#### Exercise tasks
a – According to the Stilfontein mine rescue report, how far did the rescue team travel underground before reaching the shaft where they surfaced?
b – Decide whether each statement agrees with the Stilfontein mine rescue report: (i) the rescue operation lasted 12 hours overnight; (ii) each rescue team was made up of between five and ten men; (iii) a strong tremor struck at about 7pm on Wednesday while the team was underground.
c – Reproduce the passage of the Stilfontein mine rescue report from "Another strong tremor" to "away by hand.".

-- Page excerpt start --

The team that rescued three injured gold miners at Stilfontein on Thursday travelled about 6km underground before reaching the shaft where they surfaced.
Team captain Darren Vorkel (35) said his team and the injured miners felt sheer jubilation when they saw one another.
”Jubilation… it was ecstatic,” he said after the 12-hour, overnight operation.
Another strong tremor occurred while they were underground, at about 7pm on Wednesday.
”It’s a phenomenon associated with large events like this — you get the aftershocks and you just [have to] make the place safe,” he said.
Much of the work by Vorkel’s team and five other teams, each made up of between five and eight men, involved digging rock away by hand.
”We played it by ear, making the place safe as we went along.”
Vorkel said there was ”a lot of shakedown” and sporadic rock falls.

-- Page excerpt end --
-- Collected data start --

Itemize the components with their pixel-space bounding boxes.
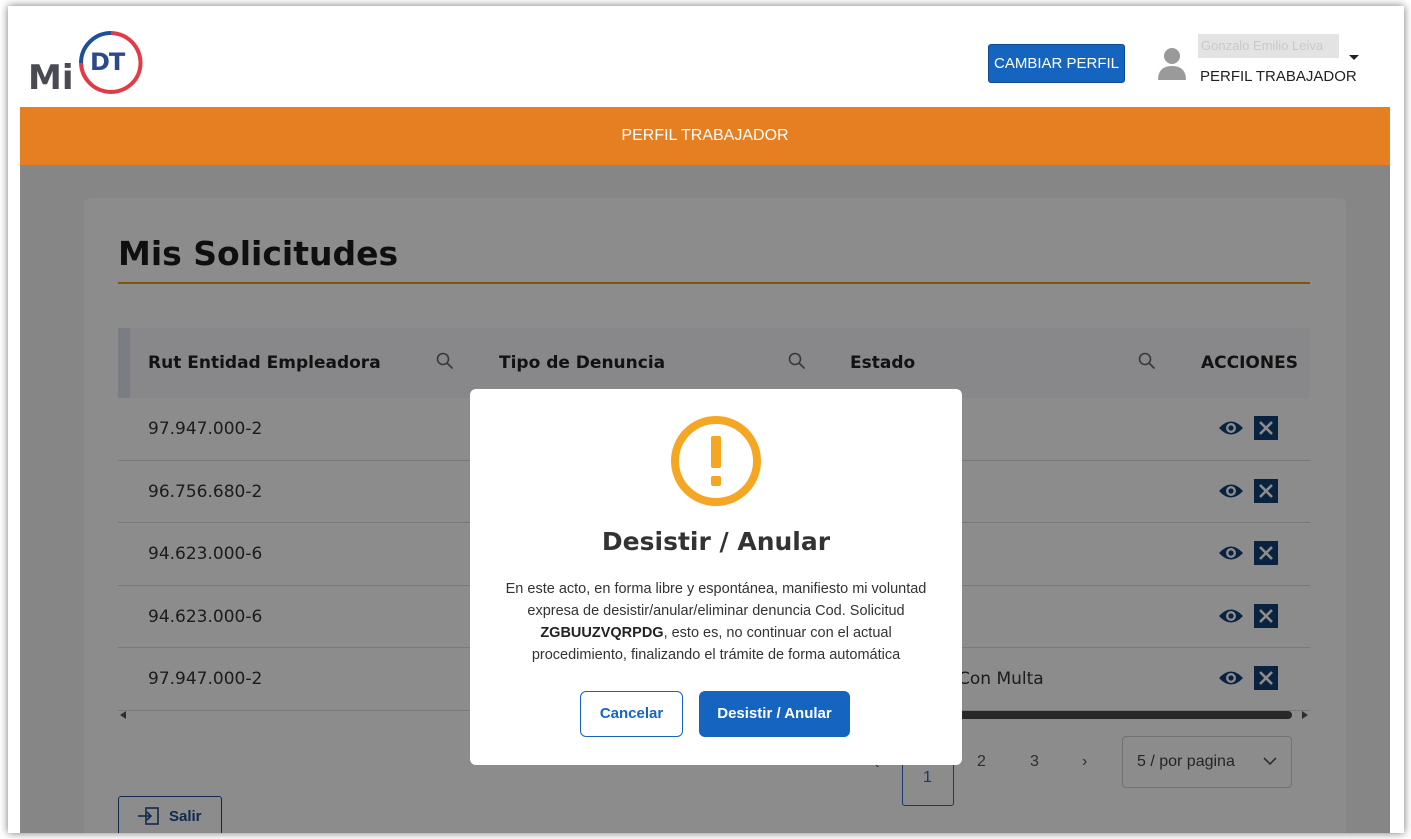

-- Collected data end --

#### Answers to the tasks
a – About 6km.

b –
(i) Yes: "after the 12-hour, overnight operation."
(ii) No: "each made up of between five and eight men."
(iii) Yes: "Another strong tremor occurred while they were underground, at about 7pm on Wednesday."

c –
Another strong tremor occurred while they were underground, at about 7pm on Wednesday.
”It’s a phenomenon associated with large events like this — you get the aftershocks and you just [have to] make the place safe,” he said.
Much of the work by Vorkel’s team and five other teams, each made up of between five and eight men, involved digging rock away by hand.